◆ **DIRECTIONS**: Make an exact copy of the entries below with the pictures removed.

◆ **Saved entries**:
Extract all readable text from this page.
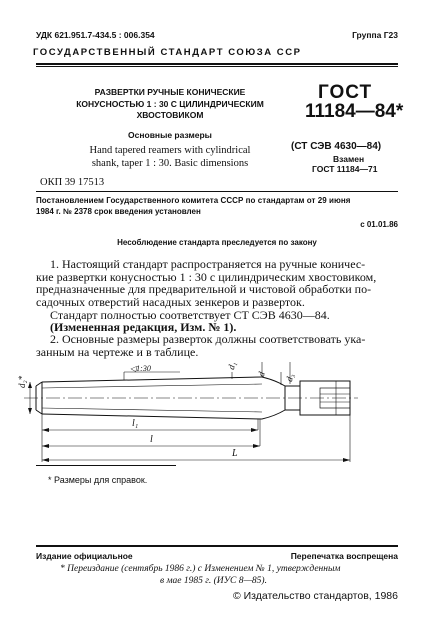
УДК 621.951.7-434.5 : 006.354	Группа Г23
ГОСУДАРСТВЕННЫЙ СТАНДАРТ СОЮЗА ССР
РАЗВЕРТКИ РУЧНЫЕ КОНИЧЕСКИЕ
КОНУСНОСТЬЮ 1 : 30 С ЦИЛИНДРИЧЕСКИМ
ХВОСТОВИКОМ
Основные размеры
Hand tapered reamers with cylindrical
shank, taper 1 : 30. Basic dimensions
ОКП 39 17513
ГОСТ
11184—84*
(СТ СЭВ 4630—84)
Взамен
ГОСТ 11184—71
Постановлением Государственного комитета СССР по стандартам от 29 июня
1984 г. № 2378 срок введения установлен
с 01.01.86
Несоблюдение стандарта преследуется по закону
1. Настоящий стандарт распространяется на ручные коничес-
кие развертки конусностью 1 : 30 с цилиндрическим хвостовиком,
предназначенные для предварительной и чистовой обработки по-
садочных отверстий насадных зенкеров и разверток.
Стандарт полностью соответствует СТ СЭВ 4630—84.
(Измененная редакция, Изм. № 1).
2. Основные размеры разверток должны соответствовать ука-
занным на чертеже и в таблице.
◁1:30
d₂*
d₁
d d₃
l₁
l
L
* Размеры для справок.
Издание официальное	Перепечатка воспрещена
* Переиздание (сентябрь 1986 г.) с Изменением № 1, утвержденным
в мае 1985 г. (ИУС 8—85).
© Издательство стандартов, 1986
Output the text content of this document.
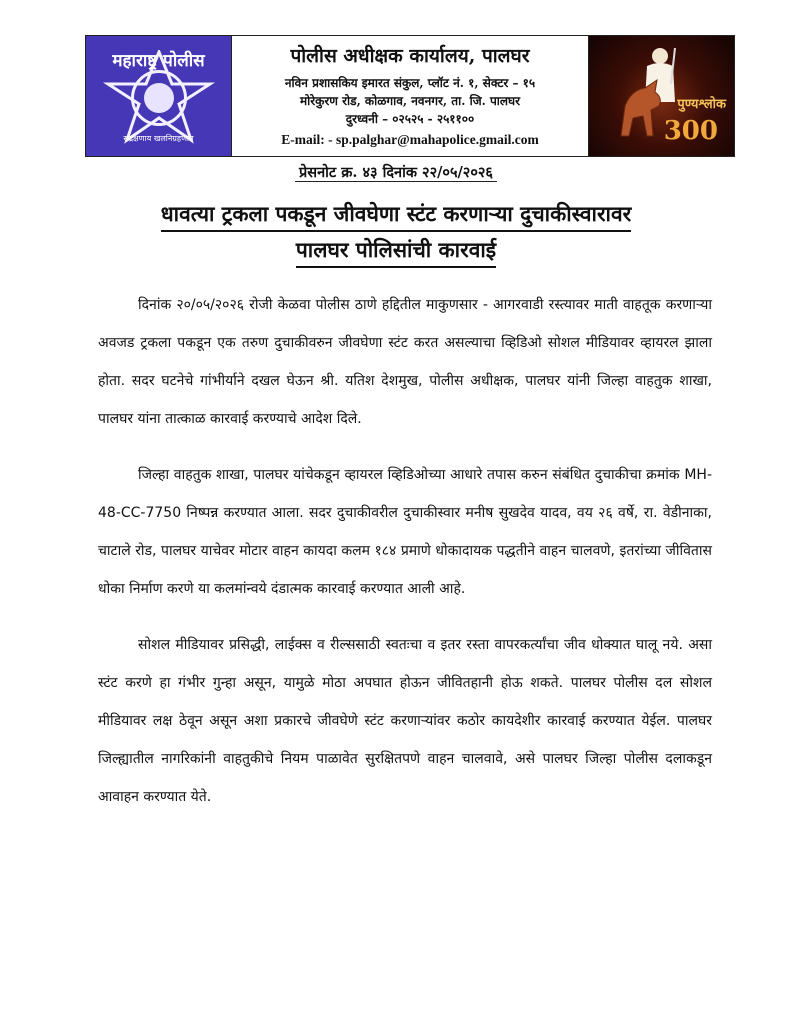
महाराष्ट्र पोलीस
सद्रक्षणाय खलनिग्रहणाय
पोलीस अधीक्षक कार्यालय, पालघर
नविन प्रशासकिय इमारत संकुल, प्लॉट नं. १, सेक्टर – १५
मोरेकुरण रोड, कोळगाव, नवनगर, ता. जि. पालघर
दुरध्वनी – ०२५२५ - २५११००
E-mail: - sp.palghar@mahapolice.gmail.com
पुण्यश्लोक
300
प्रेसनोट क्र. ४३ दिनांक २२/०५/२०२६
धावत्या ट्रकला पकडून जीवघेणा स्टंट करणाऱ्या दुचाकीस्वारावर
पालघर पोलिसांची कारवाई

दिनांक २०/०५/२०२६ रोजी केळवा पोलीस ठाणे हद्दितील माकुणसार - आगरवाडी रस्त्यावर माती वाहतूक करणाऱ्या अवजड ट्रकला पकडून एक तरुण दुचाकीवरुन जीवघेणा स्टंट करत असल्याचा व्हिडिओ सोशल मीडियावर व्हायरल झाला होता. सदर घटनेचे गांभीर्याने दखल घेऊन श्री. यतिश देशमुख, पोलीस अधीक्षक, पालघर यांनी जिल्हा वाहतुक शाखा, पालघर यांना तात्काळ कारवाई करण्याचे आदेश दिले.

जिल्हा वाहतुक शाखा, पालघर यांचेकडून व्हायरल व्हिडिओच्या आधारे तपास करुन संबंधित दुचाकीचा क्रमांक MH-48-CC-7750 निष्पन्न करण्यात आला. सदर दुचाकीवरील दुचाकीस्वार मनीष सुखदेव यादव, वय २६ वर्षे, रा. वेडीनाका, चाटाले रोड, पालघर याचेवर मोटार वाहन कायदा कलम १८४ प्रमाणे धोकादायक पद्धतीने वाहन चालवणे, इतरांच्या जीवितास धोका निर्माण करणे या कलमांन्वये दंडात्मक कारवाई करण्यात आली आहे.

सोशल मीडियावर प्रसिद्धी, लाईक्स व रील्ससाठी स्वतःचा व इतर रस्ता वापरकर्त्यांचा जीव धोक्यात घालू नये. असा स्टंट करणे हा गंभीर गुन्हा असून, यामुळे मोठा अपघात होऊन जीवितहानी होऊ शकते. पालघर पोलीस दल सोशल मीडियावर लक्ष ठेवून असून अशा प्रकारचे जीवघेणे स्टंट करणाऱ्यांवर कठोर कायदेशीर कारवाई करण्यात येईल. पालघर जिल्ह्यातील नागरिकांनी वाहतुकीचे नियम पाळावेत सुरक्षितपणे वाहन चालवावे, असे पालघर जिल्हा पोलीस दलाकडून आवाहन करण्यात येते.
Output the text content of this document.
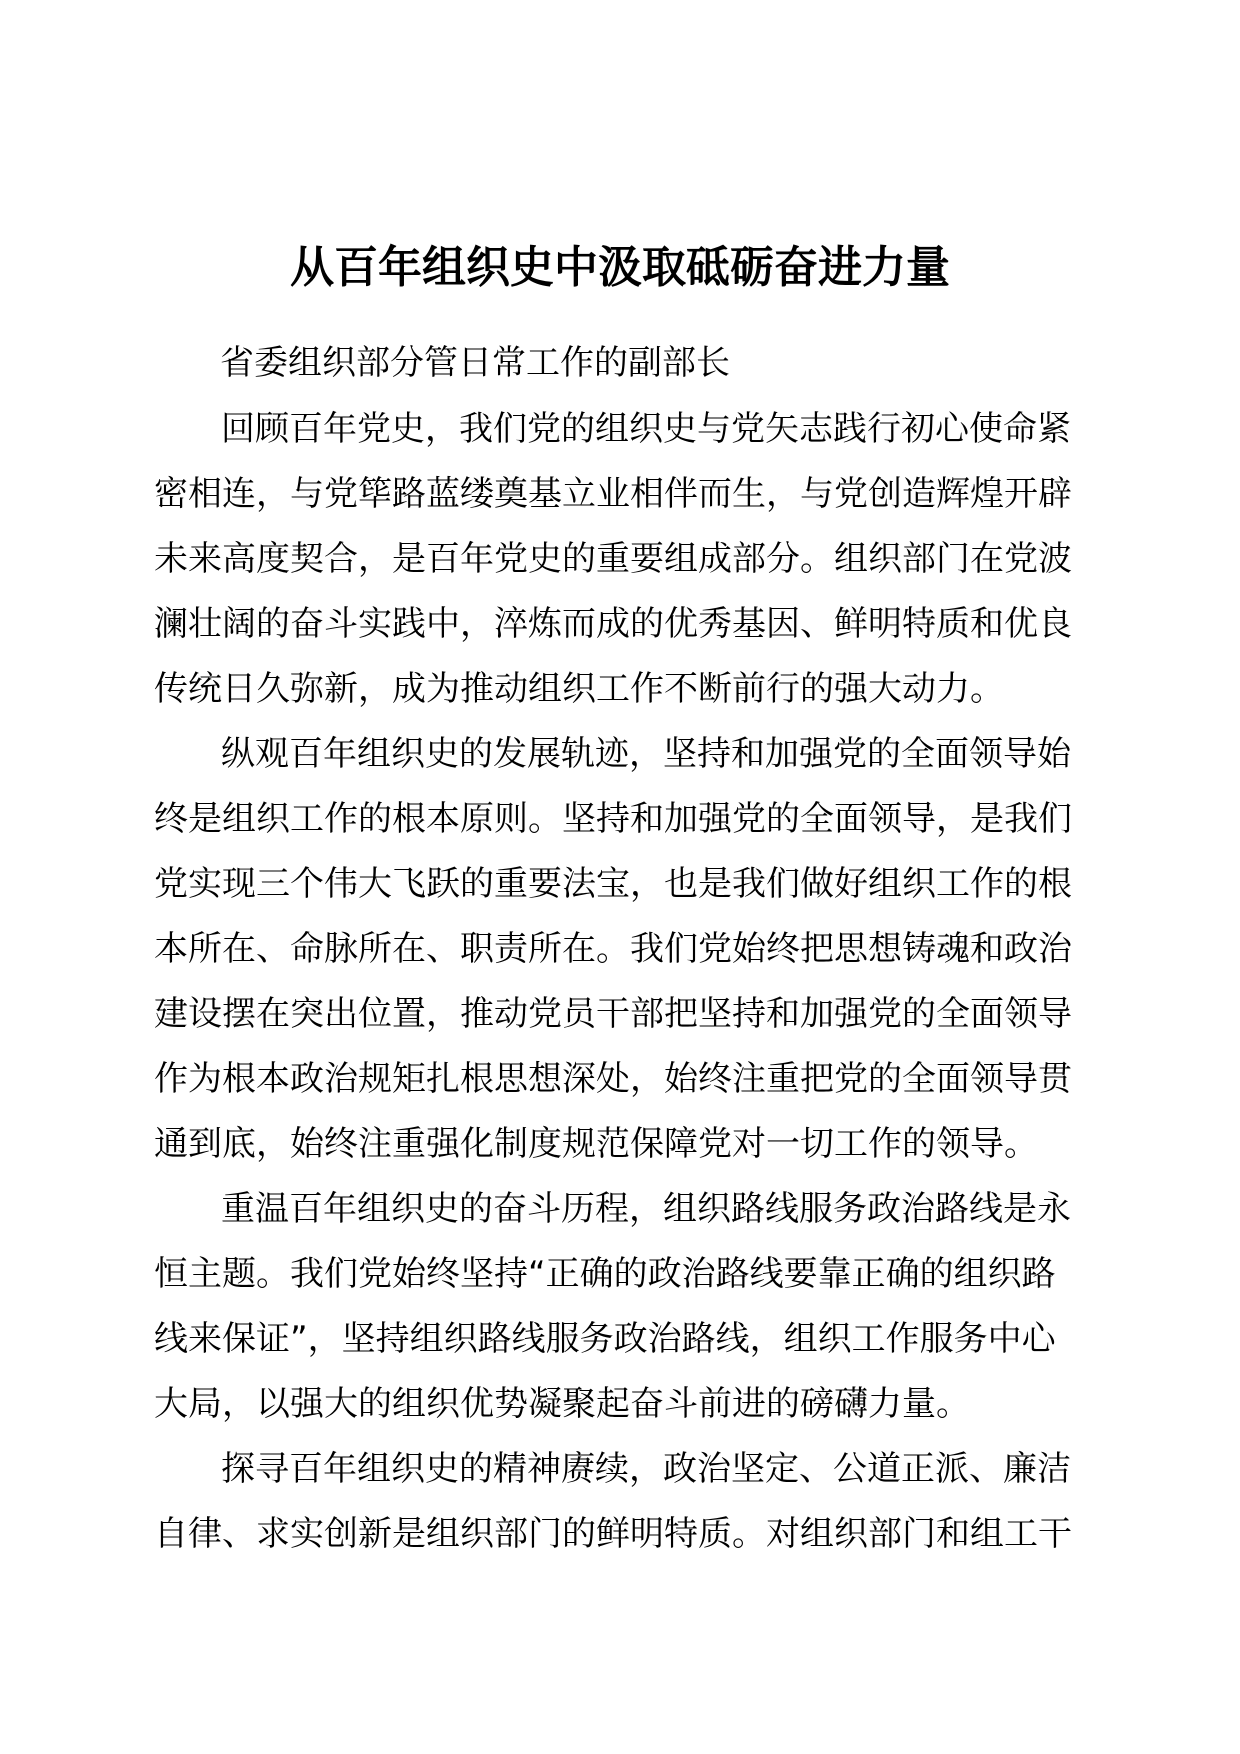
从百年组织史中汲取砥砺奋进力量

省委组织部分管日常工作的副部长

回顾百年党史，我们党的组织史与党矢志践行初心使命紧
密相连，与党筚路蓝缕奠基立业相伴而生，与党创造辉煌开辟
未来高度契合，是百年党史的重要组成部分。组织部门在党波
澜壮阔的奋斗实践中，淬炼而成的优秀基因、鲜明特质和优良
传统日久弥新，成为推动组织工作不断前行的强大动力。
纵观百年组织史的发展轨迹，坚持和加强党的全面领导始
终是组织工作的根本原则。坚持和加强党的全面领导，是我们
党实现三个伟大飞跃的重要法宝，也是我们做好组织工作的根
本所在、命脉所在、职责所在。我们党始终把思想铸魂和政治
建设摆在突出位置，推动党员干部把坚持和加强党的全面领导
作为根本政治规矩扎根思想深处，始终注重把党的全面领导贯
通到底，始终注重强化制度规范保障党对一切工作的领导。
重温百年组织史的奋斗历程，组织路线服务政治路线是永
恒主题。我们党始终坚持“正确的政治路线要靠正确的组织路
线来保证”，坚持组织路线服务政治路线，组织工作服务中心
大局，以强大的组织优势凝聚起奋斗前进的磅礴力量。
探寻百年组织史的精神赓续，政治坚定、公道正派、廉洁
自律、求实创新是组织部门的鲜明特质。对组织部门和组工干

◆ **TASK ANSWER**:
Extract all readable text from this page.
УДК 621.951.7-434.5 : 006.354	Группа Г23
ГОСУДАРСТВЕННЫЙ СТАНДАРТ СОЮЗА ССР
РАЗВЕРТКИ РУЧНЫЕ КОНИЧЕСКИЕ
КОНУСНОСТЬЮ 1 : 30 С ЦИЛИНДРИЧЕСКИМ
ХВОСТОВИКОМ
Основные размеры
Hand tapered reamers with cylindrical
shank, taper 1 : 30. Basic dimensions
ОКП 39 17513
ГОСТ
11184—84*
(СТ СЭВ 4630—84)
Взамен
ГОСТ 11184—71
Постановлением Государственного комитета СССР по стандартам от 29 июня
1984 г. № 2378 срок введения установлен
с 01.01.86
Несоблюдение стандарта преследуется по закону
1. Настоящий стандарт распространяется на ручные коничес-
кие развертки конусностью 1 : 30 с цилиндрическим хвостовиком,
предназначенные для предварительной и чистовой обработки по-
садочных отверстий насадных зенкеров и разверток.
Стандарт полностью соответствует СТ СЭВ 4630—84.
(Измененная редакция, Изм. № 1).
2. Основные размеры разверток должны соответствовать ука-
занным на чертеже и в таблице.
◁1:30
d₂*
d₁
d d₃
l₁
l
L
* Размеры для справок.
Издание официальное	Перепечатка воспрещена
* Переиздание (сентябрь 1986 г.) с Изменением № 1, утвержденным
в мае 1985 г. (ИУС 8—85).
© Издательство стандартов, 1986
Output the text content of this document.
महाराष्ट्र पोलीस
सद्रक्षणाय खलनिग्रहणाय
पोलीस अधीक्षक कार्यालय, पालघर
नविन प्रशासकिय इमारत संकुल, प्लॉट नं. १, सेक्टर – १५
मोरेकुरण रोड, कोळगाव, नवनगर, ता. जि. पालघर
दुरध्वनी – ०२५२५ - २५११००
E-mail: - sp.palghar@mahapolice.gmail.com
पुण्यश्लोक
300
प्रेसनोट क्र. ४३ दिनांक २२/०५/२०२६
धावत्या ट्रकला पकडून जीवघेणा स्टंट करणाऱ्या दुचाकीस्वारावर
पालघर पोलिसांची कारवाई

दिनांक २०/०५/२०२६ रोजी केळवा पोलीस ठाणे हद्दितील माकुणसार - आगरवाडी रस्त्यावर माती वाहतूक करणाऱ्या अवजड ट्रकला पकडून एक तरुण दुचाकीवरुन जीवघेणा स्टंट करत असल्याचा व्हिडिओ सोशल मीडियावर व्हायरल झाला होता. सदर घटनेचे गांभीर्याने दखल घेऊन श्री. यतिश देशमुख, पोलीस अधीक्षक, पालघर यांनी जिल्हा वाहतुक शाखा, पालघर यांना तात्काळ कारवाई करण्याचे आदेश दिले.

जिल्हा वाहतुक शाखा, पालघर यांचेकडून व्हायरल व्हिडिओच्या आधारे तपास करुन संबंधित दुचाकीचा क्रमांक MH-48-CC-7750 निष्पन्न करण्यात आला. सदर दुचाकीवरील दुचाकीस्वार मनीष सुखदेव यादव, वय २६ वर्षे, रा. वेडीनाका, चाटाले रोड, पालघर याचेवर मोटार वाहन कायदा कलम १८४ प्रमाणे धोकादायक पद्धतीने वाहन चालवणे, इतरांच्या जीवितास धोका निर्माण करणे या कलमांन्वये दंडात्मक कारवाई करण्यात आली आहे.

सोशल मीडियावर प्रसिद्धी, लाईक्स व रील्ससाठी स्वतःचा व इतर रस्ता वापरकर्त्यांचा जीव धोक्यात घालू नये. असा स्टंट करणे हा गंभीर गुन्हा असून, यामुळे मोठा अपघात होऊन जीवितहानी होऊ शकते. पालघर पोलीस दल सोशल मीडियावर लक्ष ठेवून असून अशा प्रकारचे जीवघेणे स्टंट करणाऱ्यांवर कठोर कायदेशीर कारवाई करण्यात येईल. पालघर जिल्ह्यातील नागरिकांनी वाहतुकीचे नियम पाळावेत सुरक्षितपणे वाहन चालवावे, असे पालघर जिल्हा पोलीस दलाकडून आवाहन करण्यात येते.
Output the text content of this document.
从百年组织史中汲取砥砺奋进力量

省委组织部分管日常工作的副部长

回顾百年党史，我们党的组织史与党矢志践行初心使命紧
密相连，与党筚路蓝缕奠基立业相伴而生，与党创造辉煌开辟
未来高度契合，是百年党史的重要组成部分。组织部门在党波
澜壮阔的奋斗实践中，淬炼而成的优秀基因、鲜明特质和优良
传统日久弥新，成为推动组织工作不断前行的强大动力。
纵观百年组织史的发展轨迹，坚持和加强党的全面领导始
终是组织工作的根本原则。坚持和加强党的全面领导，是我们
党实现三个伟大飞跃的重要法宝，也是我们做好组织工作的根
本所在、命脉所在、职责所在。我们党始终把思想铸魂和政治
建设摆在突出位置，推动党员干部把坚持和加强党的全面领导
作为根本政治规矩扎根思想深处，始终注重把党的全面领导贯
通到底，始终注重强化制度规范保障党对一切工作的领导。
重温百年组织史的奋斗历程，组织路线服务政治路线是永
恒主题。我们党始终坚持“正确的政治路线要靠正确的组织路
线来保证”，坚持组织路线服务政治路线，组织工作服务中心
大局，以强大的组织优势凝聚起奋斗前进的磅礴力量。
探寻百年组织史的精神赓续，政治坚定、公道正派、廉洁
自律、求实创新是组织部门的鲜明特质。对组织部门和组工干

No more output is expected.